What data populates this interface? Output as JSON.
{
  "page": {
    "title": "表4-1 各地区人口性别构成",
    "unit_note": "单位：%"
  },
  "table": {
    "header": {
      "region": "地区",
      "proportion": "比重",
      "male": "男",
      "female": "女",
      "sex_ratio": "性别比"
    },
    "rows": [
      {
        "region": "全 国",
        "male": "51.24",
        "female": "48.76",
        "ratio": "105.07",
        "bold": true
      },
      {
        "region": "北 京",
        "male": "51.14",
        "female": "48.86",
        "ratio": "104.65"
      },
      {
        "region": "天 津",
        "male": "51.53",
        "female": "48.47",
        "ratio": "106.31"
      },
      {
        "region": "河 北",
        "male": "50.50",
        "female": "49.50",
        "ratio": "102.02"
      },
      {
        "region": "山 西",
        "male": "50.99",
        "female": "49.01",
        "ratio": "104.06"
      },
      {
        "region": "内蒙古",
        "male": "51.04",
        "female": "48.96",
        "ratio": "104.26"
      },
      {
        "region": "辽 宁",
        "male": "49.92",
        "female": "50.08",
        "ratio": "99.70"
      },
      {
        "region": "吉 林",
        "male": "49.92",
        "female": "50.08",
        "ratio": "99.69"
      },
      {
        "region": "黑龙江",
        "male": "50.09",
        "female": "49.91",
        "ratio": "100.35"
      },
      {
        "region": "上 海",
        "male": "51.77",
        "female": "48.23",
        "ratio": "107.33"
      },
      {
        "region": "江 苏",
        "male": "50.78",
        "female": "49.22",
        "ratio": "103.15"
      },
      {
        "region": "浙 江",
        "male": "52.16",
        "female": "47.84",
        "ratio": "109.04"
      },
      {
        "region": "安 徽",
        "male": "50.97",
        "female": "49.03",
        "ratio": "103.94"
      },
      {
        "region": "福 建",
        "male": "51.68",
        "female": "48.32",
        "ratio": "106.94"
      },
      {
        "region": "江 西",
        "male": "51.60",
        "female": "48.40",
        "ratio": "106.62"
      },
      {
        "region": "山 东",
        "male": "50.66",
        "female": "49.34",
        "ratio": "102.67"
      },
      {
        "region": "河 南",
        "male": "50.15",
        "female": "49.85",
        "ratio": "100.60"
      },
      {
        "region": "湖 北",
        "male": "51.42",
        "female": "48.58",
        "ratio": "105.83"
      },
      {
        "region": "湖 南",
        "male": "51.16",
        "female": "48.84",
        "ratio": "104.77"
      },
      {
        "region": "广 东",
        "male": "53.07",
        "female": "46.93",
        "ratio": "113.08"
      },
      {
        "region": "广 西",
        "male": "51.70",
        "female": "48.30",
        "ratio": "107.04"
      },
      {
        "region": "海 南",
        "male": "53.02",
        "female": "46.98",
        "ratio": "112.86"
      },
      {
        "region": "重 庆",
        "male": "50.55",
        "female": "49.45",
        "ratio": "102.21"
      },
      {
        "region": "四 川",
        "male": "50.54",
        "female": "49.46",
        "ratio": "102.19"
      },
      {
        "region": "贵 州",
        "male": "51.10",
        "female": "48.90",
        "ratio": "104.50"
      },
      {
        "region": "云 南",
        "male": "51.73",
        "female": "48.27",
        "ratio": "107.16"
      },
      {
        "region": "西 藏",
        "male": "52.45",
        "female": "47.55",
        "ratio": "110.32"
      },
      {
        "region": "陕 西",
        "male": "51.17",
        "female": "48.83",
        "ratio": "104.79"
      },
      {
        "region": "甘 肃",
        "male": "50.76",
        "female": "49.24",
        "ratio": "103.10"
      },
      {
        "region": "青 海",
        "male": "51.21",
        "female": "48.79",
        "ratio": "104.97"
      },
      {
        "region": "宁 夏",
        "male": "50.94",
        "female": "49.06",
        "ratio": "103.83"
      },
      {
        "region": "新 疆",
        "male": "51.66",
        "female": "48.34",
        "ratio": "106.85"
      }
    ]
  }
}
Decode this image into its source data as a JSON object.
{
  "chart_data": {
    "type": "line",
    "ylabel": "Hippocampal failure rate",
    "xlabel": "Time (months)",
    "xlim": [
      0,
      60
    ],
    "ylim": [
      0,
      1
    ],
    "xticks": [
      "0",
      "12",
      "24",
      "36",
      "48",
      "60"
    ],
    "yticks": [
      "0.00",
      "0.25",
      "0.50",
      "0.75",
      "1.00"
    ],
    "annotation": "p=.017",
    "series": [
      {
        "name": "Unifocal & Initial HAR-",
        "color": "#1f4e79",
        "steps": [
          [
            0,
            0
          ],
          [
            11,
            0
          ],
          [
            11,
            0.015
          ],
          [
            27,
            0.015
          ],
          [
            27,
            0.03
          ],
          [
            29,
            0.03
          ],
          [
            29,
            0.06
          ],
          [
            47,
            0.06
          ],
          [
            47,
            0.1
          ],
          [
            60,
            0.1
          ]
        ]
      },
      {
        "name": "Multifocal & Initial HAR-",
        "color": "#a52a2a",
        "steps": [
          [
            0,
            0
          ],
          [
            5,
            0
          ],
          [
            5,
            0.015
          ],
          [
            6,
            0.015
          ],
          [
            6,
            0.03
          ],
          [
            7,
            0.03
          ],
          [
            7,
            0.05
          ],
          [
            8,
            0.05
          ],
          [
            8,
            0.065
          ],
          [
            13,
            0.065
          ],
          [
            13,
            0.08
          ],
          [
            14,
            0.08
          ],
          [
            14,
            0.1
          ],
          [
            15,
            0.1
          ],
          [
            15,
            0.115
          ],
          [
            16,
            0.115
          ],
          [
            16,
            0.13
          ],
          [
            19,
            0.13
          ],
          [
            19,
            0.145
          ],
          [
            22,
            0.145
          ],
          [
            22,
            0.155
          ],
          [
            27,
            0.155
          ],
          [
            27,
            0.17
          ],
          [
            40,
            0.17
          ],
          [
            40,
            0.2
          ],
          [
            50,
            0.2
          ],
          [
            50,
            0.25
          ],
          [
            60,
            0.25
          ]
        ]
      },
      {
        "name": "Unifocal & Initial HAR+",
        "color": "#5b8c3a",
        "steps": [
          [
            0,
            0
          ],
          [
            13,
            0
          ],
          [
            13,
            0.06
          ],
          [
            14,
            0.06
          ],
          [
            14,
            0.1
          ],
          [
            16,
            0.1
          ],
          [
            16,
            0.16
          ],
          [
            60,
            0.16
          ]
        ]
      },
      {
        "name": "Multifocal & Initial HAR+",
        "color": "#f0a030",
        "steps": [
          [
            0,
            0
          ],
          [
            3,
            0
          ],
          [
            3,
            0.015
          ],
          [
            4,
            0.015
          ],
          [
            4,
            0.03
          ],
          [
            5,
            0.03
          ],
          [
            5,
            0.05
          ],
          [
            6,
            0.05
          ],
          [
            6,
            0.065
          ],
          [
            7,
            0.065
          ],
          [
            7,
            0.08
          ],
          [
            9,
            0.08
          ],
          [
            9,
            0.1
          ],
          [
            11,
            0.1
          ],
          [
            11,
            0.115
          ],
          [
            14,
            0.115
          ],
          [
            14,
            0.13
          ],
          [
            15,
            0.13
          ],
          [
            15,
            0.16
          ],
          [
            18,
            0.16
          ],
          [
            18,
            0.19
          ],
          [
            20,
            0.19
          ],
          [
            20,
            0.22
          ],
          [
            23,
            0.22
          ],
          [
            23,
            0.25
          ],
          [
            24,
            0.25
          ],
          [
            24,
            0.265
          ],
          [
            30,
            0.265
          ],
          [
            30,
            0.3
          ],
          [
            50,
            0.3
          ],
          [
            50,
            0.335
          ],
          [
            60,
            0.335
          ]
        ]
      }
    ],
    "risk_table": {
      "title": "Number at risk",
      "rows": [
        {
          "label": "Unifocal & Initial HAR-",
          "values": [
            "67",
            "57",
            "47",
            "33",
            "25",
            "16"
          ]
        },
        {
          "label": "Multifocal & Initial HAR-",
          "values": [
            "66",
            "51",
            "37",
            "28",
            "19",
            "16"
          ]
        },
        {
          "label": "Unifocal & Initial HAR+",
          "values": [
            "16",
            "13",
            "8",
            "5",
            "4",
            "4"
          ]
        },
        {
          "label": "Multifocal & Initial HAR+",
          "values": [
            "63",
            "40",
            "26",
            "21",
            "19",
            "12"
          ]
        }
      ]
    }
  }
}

**WRITTEN TASK:** What count of lines in the listing contain the word "Multifocal"? Reply with the number only.

**SOLUTION TO THIS TASK:** 4